__What the exercise asks__
Could you copy every line from the material below in which "animaes" appears?

__Provided entries__

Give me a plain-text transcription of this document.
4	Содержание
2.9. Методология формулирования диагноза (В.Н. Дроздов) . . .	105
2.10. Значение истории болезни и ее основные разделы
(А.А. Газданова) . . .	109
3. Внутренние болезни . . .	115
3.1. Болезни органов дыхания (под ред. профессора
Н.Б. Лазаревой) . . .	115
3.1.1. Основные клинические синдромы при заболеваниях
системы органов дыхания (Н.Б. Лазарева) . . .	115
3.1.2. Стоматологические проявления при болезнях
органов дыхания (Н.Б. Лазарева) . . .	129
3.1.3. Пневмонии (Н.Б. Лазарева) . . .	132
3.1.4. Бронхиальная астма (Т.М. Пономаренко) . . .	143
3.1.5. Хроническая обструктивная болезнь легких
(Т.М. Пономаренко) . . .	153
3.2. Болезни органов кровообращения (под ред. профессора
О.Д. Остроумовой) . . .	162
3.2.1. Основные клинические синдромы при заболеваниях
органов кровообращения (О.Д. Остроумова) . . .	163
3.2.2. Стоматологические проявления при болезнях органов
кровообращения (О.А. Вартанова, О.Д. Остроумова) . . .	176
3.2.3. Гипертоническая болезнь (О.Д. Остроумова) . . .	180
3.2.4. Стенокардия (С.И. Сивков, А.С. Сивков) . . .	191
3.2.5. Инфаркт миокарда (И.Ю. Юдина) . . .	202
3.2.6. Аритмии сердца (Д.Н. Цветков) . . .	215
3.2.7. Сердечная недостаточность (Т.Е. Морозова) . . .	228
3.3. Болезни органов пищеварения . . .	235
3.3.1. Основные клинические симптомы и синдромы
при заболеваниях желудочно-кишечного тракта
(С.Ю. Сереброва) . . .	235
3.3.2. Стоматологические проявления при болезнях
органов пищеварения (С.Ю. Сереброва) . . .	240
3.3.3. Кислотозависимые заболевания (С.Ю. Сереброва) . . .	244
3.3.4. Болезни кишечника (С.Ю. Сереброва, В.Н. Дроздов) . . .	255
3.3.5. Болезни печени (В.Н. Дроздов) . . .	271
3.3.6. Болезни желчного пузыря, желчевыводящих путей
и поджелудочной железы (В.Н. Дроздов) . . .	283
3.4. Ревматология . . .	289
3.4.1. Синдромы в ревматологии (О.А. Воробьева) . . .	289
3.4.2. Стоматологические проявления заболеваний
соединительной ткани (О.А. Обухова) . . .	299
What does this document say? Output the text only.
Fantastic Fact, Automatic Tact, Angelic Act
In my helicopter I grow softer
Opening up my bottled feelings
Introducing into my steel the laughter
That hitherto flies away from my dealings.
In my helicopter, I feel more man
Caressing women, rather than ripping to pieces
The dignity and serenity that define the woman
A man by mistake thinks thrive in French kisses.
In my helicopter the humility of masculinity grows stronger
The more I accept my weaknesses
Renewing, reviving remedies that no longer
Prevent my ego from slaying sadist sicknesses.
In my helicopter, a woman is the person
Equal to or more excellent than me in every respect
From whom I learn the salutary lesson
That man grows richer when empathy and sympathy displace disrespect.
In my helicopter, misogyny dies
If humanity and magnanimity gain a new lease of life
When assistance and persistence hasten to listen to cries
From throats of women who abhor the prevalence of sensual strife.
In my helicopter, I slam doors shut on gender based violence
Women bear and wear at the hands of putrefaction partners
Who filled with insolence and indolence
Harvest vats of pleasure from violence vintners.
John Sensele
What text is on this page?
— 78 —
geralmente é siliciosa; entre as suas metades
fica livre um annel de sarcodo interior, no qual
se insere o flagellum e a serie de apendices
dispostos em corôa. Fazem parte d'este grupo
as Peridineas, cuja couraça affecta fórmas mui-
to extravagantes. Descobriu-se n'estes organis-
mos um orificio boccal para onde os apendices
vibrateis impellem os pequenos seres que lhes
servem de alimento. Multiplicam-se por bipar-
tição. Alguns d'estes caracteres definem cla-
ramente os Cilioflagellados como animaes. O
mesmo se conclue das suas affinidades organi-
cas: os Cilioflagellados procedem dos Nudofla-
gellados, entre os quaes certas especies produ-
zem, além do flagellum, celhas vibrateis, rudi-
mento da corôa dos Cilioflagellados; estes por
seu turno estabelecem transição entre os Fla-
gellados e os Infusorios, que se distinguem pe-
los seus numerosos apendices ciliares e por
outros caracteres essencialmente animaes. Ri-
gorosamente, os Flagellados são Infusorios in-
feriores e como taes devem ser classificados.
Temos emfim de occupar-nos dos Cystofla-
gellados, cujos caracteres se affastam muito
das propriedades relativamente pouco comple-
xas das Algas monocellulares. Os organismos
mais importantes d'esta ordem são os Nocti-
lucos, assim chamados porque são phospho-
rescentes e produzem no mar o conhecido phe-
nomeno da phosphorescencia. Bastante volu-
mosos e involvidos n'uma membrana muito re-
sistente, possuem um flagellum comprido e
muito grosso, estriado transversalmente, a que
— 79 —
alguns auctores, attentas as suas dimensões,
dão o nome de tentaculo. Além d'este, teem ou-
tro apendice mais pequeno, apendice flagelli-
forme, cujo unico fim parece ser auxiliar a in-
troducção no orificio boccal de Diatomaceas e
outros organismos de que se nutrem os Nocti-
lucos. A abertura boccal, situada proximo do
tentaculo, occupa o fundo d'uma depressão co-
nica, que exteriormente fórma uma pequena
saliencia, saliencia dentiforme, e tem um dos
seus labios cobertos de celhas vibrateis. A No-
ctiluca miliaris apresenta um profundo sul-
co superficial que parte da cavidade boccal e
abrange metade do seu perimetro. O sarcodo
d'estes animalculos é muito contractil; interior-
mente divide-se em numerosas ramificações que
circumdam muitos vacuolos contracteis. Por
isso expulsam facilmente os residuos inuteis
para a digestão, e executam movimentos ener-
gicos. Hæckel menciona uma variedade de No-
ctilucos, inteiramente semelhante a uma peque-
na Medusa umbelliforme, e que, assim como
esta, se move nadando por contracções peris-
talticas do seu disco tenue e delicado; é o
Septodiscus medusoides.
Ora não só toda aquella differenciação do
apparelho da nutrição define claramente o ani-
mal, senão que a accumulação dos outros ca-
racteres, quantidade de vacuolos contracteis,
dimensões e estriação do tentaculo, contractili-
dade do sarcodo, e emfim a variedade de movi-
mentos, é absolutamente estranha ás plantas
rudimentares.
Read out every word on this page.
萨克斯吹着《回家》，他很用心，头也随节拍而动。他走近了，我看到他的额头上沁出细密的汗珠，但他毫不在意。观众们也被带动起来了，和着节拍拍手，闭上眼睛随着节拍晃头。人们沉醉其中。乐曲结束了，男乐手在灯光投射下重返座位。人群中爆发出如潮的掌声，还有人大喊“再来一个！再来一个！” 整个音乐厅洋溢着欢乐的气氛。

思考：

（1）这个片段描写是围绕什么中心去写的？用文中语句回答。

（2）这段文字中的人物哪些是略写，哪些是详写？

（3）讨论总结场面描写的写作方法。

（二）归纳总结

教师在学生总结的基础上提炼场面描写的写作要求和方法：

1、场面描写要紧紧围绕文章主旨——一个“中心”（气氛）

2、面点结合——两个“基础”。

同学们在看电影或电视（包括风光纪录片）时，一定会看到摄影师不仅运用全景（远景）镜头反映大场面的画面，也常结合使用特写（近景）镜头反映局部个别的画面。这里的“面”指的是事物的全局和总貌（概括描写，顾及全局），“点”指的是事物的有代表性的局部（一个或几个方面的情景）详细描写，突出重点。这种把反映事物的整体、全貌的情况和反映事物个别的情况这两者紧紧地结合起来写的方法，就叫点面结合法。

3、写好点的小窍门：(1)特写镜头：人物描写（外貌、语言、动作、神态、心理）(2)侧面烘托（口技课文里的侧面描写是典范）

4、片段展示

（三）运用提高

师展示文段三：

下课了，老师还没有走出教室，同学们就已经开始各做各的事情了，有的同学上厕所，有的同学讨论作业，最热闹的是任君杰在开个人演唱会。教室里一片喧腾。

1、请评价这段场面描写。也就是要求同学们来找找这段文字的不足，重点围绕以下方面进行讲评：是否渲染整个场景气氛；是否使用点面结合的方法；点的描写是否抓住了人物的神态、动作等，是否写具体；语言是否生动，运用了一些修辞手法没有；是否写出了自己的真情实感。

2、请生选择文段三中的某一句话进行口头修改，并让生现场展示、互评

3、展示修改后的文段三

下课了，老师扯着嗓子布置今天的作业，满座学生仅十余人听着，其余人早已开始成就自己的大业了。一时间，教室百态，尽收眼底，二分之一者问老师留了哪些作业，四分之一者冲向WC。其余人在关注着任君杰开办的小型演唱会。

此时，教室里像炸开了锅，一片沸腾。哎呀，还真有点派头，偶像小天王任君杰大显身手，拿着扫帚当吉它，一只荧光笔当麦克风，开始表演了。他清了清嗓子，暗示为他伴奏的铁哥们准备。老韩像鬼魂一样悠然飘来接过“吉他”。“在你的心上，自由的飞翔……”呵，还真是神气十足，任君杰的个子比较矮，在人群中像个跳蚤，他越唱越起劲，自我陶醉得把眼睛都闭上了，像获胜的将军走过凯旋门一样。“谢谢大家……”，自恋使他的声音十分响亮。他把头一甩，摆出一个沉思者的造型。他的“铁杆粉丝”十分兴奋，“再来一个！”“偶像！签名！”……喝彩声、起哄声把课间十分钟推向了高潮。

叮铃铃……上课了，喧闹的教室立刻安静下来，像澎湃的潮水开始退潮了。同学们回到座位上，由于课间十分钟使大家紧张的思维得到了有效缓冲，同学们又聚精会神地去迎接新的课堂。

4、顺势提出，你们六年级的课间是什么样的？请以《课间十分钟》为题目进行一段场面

__Written solution__
ramente os Cilioflagellados como animaes. O
outros caracteres essencialmente animaes. Ri-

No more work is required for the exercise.